REQUIREMENT: Only a number is wanted: the count of lines in this listing that contain "document".

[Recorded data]
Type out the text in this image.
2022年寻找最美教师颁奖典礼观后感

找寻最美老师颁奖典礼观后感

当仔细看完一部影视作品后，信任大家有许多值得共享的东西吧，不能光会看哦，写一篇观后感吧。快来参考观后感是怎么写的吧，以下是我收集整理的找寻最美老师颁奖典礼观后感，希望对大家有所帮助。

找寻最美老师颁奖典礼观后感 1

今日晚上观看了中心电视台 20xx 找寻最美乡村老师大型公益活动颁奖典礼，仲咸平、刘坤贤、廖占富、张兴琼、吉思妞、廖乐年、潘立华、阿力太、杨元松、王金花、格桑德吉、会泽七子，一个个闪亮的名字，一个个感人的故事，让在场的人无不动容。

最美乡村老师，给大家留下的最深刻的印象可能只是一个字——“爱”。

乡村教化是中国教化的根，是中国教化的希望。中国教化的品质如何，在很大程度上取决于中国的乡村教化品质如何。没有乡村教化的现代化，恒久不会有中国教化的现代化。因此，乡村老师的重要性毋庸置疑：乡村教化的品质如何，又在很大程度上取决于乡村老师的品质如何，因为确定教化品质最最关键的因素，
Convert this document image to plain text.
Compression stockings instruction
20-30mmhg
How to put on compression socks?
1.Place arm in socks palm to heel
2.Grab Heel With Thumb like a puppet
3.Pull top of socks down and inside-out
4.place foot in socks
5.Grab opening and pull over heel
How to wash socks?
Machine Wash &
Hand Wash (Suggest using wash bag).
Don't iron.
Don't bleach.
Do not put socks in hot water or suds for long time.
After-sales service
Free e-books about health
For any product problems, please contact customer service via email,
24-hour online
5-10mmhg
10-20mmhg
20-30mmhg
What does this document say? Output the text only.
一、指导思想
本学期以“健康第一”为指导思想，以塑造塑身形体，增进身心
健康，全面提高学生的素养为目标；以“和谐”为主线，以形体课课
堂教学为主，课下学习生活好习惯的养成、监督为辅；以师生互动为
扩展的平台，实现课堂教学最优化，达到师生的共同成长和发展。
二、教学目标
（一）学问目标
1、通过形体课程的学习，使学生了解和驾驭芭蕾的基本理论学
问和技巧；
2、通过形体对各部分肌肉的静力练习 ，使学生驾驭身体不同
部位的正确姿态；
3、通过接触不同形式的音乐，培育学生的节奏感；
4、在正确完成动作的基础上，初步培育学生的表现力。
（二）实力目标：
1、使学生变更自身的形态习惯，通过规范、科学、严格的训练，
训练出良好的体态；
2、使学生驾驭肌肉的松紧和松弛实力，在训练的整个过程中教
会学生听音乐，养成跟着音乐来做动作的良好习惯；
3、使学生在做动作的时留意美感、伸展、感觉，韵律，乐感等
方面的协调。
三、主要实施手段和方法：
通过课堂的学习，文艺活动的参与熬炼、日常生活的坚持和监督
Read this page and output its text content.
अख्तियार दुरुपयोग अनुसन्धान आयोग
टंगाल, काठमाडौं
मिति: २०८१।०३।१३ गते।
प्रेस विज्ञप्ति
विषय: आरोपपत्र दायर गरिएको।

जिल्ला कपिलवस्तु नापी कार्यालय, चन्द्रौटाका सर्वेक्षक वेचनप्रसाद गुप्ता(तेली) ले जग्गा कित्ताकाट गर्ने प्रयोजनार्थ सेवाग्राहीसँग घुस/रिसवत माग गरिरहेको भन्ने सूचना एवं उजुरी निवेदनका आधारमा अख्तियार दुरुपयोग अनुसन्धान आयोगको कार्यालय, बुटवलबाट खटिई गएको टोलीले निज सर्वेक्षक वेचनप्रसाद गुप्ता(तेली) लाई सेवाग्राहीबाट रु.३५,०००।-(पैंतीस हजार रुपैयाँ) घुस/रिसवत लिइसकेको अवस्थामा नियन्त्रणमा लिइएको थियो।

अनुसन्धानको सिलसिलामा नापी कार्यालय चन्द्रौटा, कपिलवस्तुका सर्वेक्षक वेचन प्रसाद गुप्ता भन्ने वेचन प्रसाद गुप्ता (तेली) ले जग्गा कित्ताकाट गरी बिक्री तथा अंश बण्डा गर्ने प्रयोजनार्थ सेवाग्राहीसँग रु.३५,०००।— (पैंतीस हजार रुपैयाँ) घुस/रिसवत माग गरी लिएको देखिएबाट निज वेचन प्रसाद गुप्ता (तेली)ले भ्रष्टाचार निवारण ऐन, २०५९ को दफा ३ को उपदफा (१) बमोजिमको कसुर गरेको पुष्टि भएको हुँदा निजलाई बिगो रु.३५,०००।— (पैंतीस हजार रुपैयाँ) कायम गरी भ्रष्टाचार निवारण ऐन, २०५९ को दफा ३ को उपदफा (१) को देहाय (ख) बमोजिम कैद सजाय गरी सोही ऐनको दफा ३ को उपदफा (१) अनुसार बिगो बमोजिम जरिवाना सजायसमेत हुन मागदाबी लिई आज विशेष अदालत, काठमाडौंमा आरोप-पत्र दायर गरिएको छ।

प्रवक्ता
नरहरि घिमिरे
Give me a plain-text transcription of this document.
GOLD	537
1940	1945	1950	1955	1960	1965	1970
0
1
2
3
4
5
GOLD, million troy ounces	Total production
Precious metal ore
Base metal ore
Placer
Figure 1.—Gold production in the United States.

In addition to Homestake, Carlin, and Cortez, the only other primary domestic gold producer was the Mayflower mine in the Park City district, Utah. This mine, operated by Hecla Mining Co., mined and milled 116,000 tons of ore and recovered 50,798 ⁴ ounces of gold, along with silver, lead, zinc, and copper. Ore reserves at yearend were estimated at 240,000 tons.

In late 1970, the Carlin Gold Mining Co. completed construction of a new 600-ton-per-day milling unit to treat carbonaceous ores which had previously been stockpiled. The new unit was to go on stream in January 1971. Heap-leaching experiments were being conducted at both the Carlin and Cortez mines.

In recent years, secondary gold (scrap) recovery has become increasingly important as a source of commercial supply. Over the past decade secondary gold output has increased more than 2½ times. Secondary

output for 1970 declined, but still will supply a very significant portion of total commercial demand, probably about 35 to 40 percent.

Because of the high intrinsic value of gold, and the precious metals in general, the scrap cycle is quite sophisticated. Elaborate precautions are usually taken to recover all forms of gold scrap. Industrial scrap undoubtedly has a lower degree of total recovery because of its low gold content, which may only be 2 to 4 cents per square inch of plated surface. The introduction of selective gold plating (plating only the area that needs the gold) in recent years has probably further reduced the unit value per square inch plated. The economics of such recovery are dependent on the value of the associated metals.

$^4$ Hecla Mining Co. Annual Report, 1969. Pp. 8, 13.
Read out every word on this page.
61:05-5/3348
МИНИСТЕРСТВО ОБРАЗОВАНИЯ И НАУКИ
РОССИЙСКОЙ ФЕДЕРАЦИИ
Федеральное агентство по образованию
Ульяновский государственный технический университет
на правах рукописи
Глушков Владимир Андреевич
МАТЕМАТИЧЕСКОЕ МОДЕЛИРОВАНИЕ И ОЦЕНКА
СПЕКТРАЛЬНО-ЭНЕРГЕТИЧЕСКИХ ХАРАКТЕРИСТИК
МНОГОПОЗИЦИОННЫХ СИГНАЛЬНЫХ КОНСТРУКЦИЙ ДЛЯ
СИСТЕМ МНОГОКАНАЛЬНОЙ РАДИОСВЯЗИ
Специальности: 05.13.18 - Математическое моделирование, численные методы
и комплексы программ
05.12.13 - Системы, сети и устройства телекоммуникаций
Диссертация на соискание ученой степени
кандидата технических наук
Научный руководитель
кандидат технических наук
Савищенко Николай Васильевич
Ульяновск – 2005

WRITTEN RESPONSE: 3